**Do this**
From the listing below, count the lines where the string "erkin" occurs. Give the number, with no other words.

.....

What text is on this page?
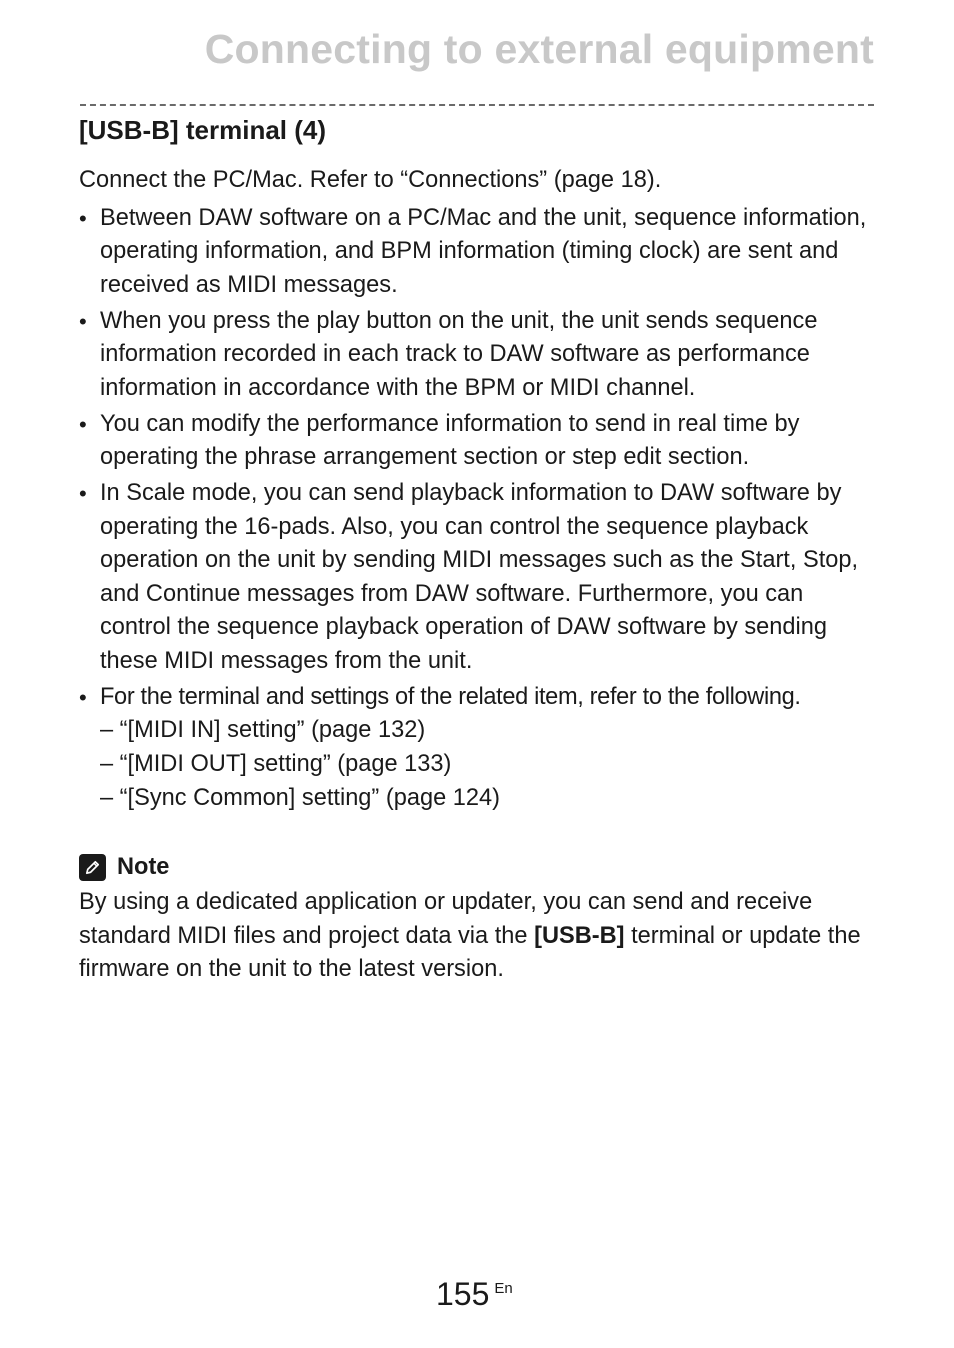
Connecting to external equipment
[USB-B] terminal (4)

Connect the PC/Mac. Refer to “Connections” (page 18).

• Between DAW software on a PC/Mac and the unit, sequence information, operating information, and BPM information (timing clock) are sent and received as MIDI messages.
• When you press the play button on the unit, the unit sends sequence information recorded in each track to DAW software as performance information in accordance with the BPM or MIDI channel.
• You can modify the performance information to send in real time by operating the phrase arrangement section or step edit section.
• In Scale mode, you can send playback information to DAW software by operating the 16-pads. Also, you can control the sequence playback operation on the unit by sending MIDI messages such as the Start, Stop, and Continue messages from DAW software. Furthermore, you can control the sequence playback operation of DAW software by sending these MIDI messages from the unit.
• For the terminal and settings of the related item, refer to the following.
– “[MIDI IN] setting” (page 132)
– “[MIDI OUT] setting” (page 133)
– “[Sync Common] setting” (page 124)
Note

By using a dedicated application or updater, you can send and receive standard MIDI files and project data via the [USB-B] terminal or update the firmware on the unit to the latest version.

155 $^{En}$
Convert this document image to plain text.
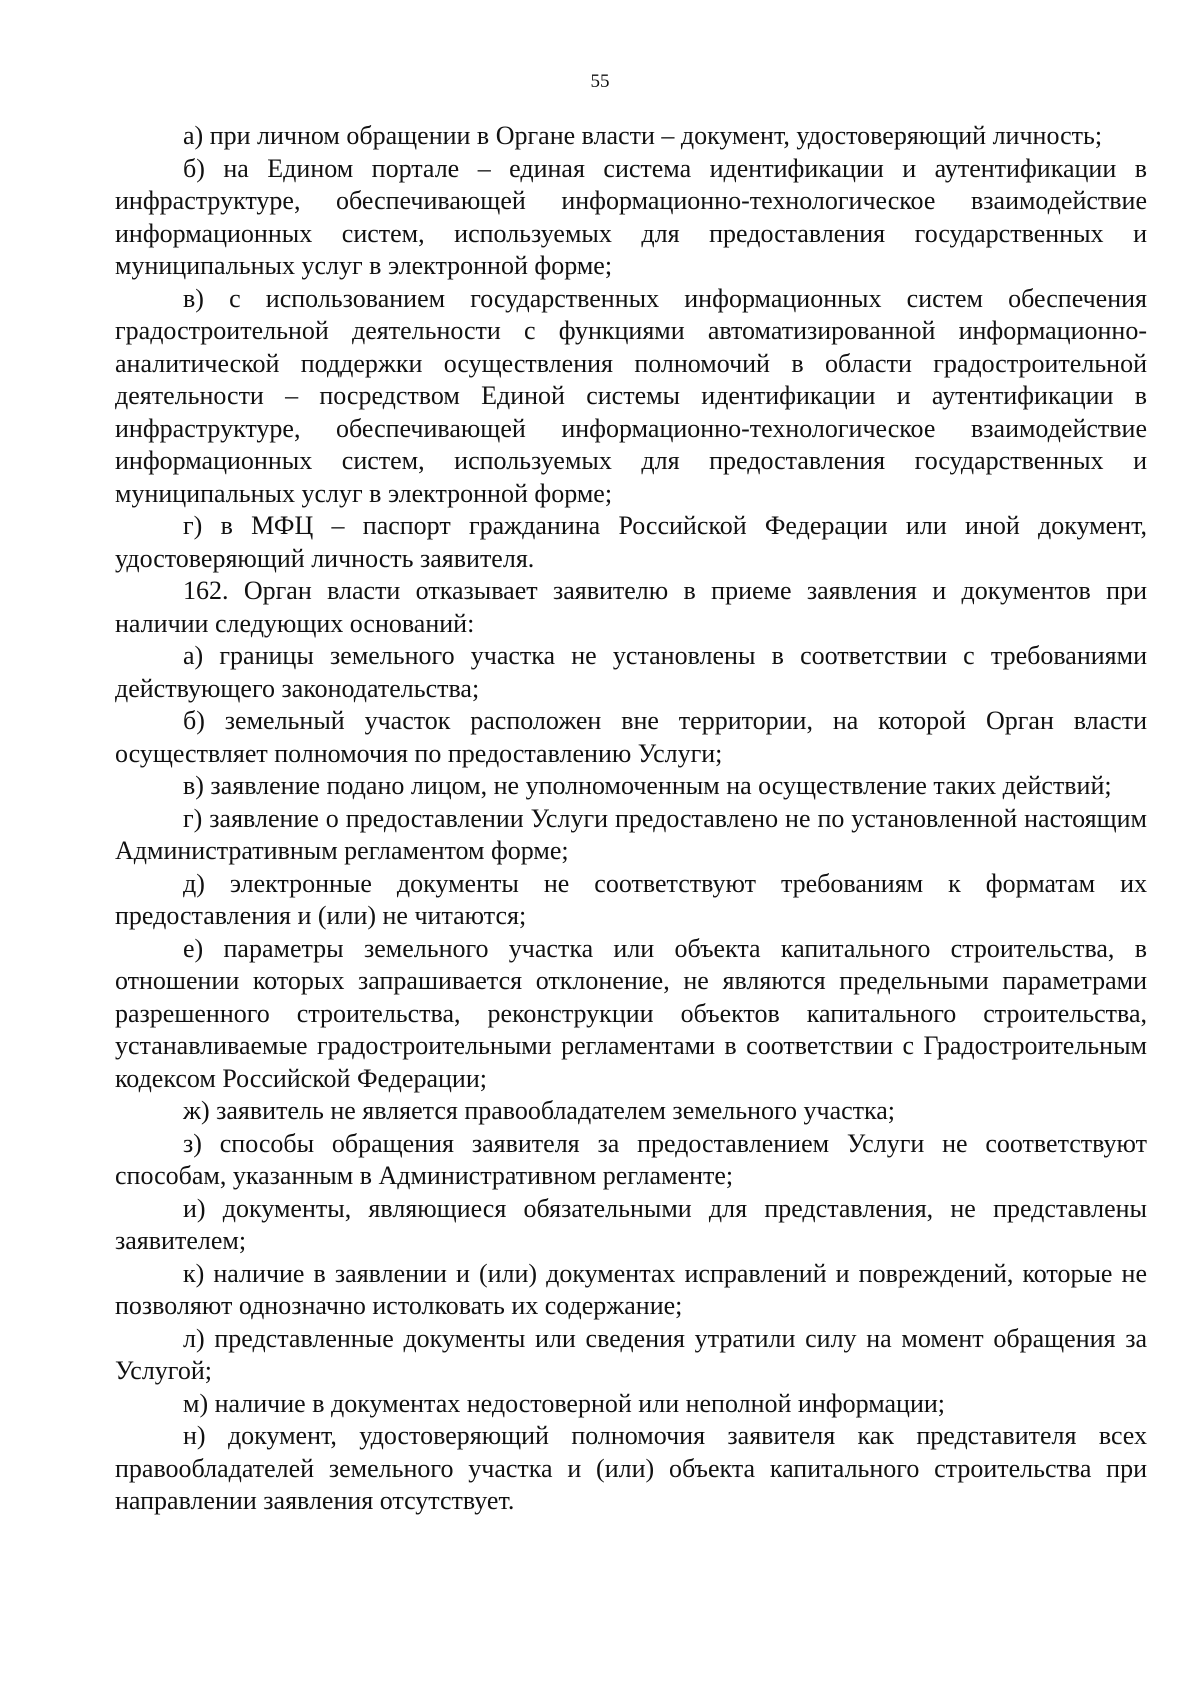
55

а) при личном обращении в Органе власти – документ, удостоверяющий личность;

б) на Едином портале – единая система идентификации и аутентификации в инфраструктуре, обеспечивающей информационно-технологическое взаимодействие информационных систем, используемых для предоставления государственных и муниципальных услуг в электронной форме;

в) с использованием государственных информационных систем обеспечения градостроительной деятельности с функциями автоматизированной информационно-аналитической поддержки осуществления полномочий в области градостроительной деятельности – посредством Единой системы идентификации и аутентификации в инфраструктуре, обеспечивающей информационно-технологическое взаимодействие информационных систем, используемых для предоставления государственных и муниципальных услуг в электронной форме;

г) в МФЦ – паспорт гражданина Российской Федерации или иной документ, удостоверяющий личность заявителя.

162. Орган власти отказывает заявителю в приеме заявления и документов при наличии следующих оснований:

а) границы земельного участка не установлены в соответствии с требованиями действующего законодательства;

б) земельный участок расположен вне территории, на которой Орган власти осуществляет полномочия по предоставлению Услуги;

в) заявление подано лицом, не уполномоченным на осуществление таких действий;

г) заявление о предоставлении Услуги предоставлено не по установленной настоящим Административным регламентом форме;

д) электронные документы не соответствуют требованиям к форматам их предоставления и (или) не читаются;

е) параметры земельного участка или объекта капитального строительства, в отношении которых запрашивается отклонение, не являются предельными параметрами разрешенного строительства, реконструкции объектов капитального строительства, устанавливаемые градостроительными регламентами в соответствии с Градостроительным кодексом Российской Федерации;

ж) заявитель не является правообладателем земельного участка;

з) способы обращения заявителя за предоставлением Услуги не соответствуют способам, указанным в Административном регламенте;

и) документы, являющиеся обязательными для представления, не представлены заявителем;

к) наличие в заявлении и (или) документах исправлений и повреждений, которые не позволяют однозначно истолковать их содержание;

л) представленные документы или сведения утратили силу на момент обращения за Услугой;

м) наличие в документах недостоверной или неполной информации;

н) документ, удостоверяющий полномочия заявителя как представителя всех правообладателей земельного участка и (или) объекта капитального строительства при направлении заявления отсутствует.
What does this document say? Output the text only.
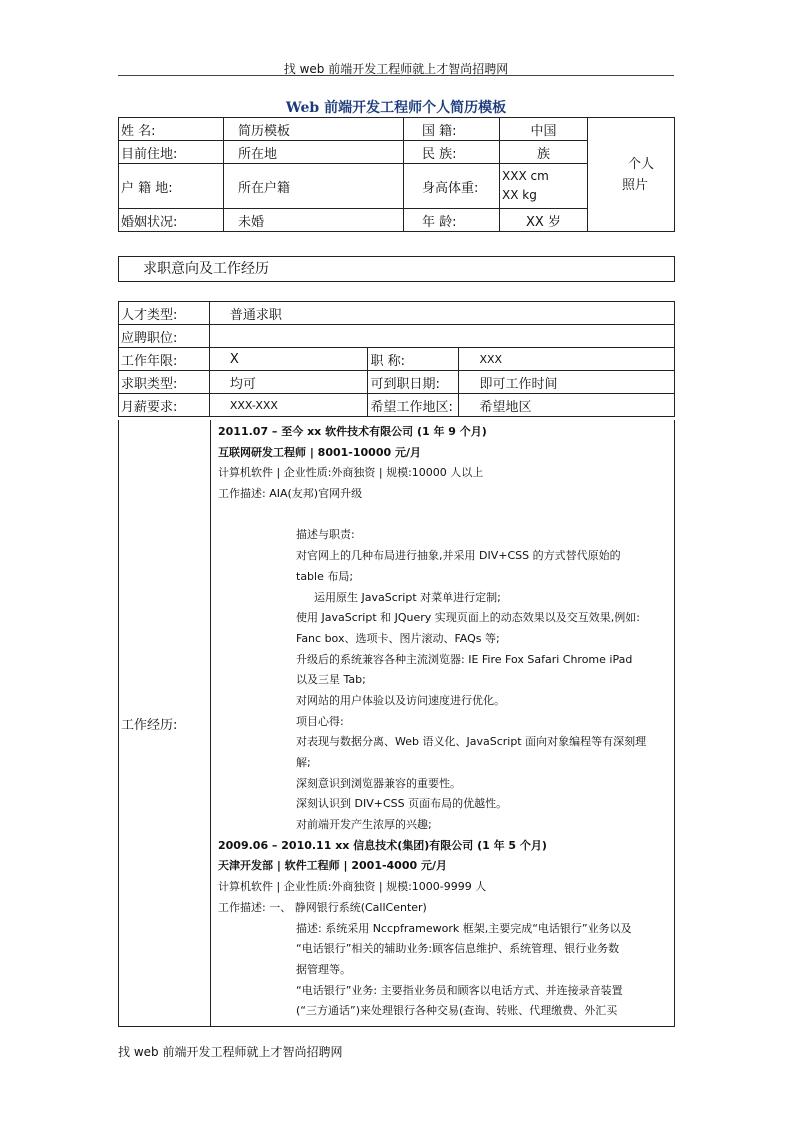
找 web 前端开发工程师就上才智尚招聘网
Web 前端开发工程师个人简历模板
姓 名:	简历模板	国 籍:	中国	个人
照片

目前住地:	所在地	民 族:	族	
户 籍 地:	所在户籍	身高体重:	XXX cm
XX kg	

婚姻状况:	未婚	年 龄:	XX 岁	
求职意向及工作经历
人才类型:	普通求职		
应聘职位:			
工作年限:	X	职 称:	XXX
求职类型:	均可	可到职日期:	即可工作时间
月薪要求:	XXX-XXX	希望工作地区:	希望地区
工作经历:
2011.07 – 至今 xx 软件技术有限公司 (1 年 9 个月)
互联网研发工程师 | 8001-10000 元/月
计算机软件 | 企业性质:外商独资 | 规模:10000 人以上
工作描述: AIA(友邦)官网升级
描述与职责:
对官网上的几种布局进行抽象,并采用 DIV+CSS 的方式替代原始的
table 布局;
运用原生 JavaScript 对菜单进行定制;
使用 JavaScript 和 JQuery 实现页面上的动态效果以及交互效果,例如:
Fanc box、选项卡、图片滚动、FAQs 等;
升级后的系统兼容各种主流浏览器: IE Fire Fox Safari Chrome iPad
以及三星 Tab;
对网站的用户体验以及访问速度进行优化。
项目心得:
对表现与数据分离、Web 语义化、JavaScript 面向对象编程等有深刻理
解;
深刻意识到浏览器兼容的重要性。
深刻认识到 DIV+CSS 页面布局的优越性。
对前端开发产生浓厚的兴趣;
2009.06 – 2010.11 xx 信息技术(集团)有限公司 (1 年 5 个月)
天津开发部 | 软件工程师 | 2001-4000 元/月
计算机软件 | 企业性质:外商独资 | 规模:1000-9999 人
工作描述: 一、 静网银行系统(CallCenter)
描述: 系统采用 Nccpframework 框架,主要完成“电话银行”业务以及
“电话银行”相关的辅助业务:顾客信息维护、系统管理、银行业务数
据管理等。
“电话银行”业务: 主要指业务员和顾客以电话方式、并连接录音装置
(“三方通话”)来处理银行各种交易(查询、转账、代理缴费、外汇买
找 web 前端开发工程师就上才智尚招聘网
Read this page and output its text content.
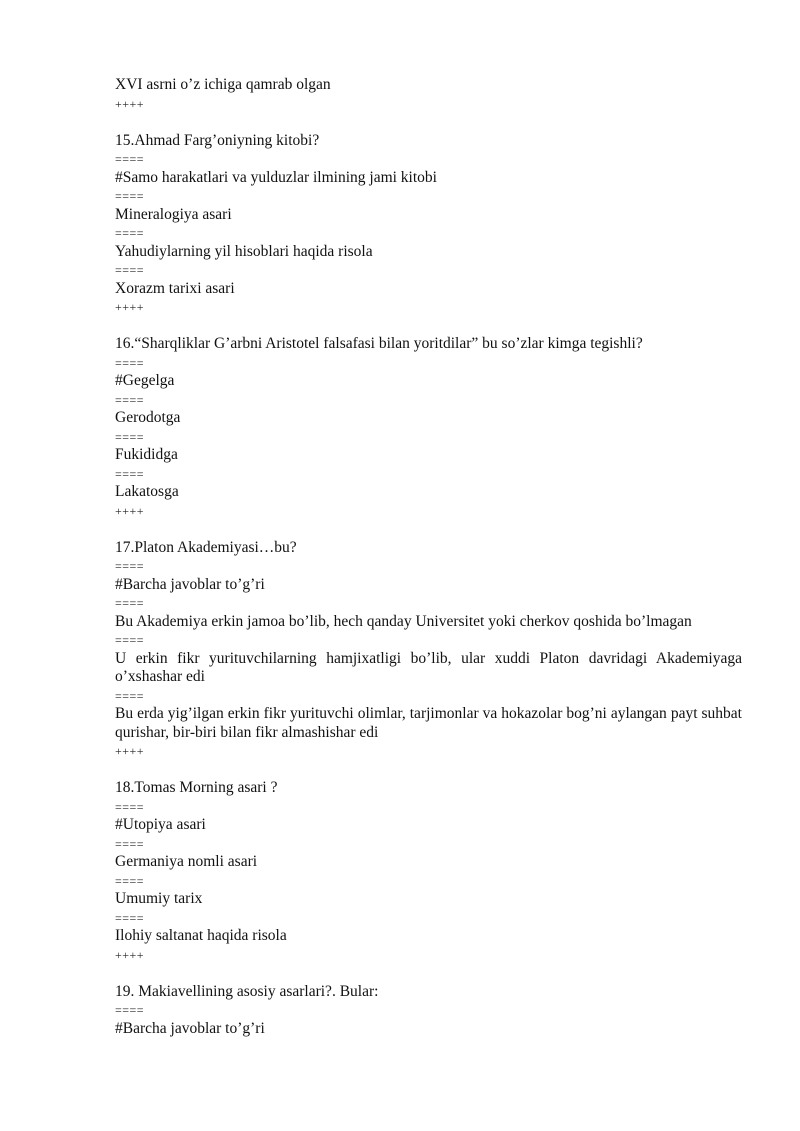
XVI asrni o’z ichiga qamrab olgan
++++
15.Ahmad Farg’oniyning kitobi?
====
#Samo harakatlari va yulduzlar ilmining jami kitobi
====
Mineralogiya asari
====
Yahudiylarning yil hisoblari haqida risola
====
Xorazm tarixi asari
++++
16.“Sharqliklar G’arbni Aristotel falsafasi bilan yoritdilar” bu so’zlar kimga tegishli?
====
#Gegelga
====
Gerodotga
====
Fukididga
====
Lakatosga
++++
17.Platon Akademiyasi…bu?
====
#Barcha javoblar to’g’ri
====
Bu Akademiya erkin jamoa bo’lib, hech qanday Universitet yoki cherkov qoshida bo’lmagan
====
U erkin fikr yurituvchilarning hamjixatligi bo’lib, ular xuddi Platon davridagi Akademiyaga o’xshashar edi
====
Bu erda yig’ilgan erkin fikr yurituvchi olimlar, tarjimonlar va hokazolar bog’ni aylangan payt suhbat qurishar, bir-biri bilan fikr almashishar edi
++++
18.Tomas Morning asari ?
====
#Utopiya asari
====
Germaniya nomli asari
====
Umumiy tarix
====
Ilohiy saltanat haqida risola
++++
19. Makiavellining asosiy asarlari?. Bular:
====
#Barcha javoblar to’g’ri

.....

**Result of this exercise**
3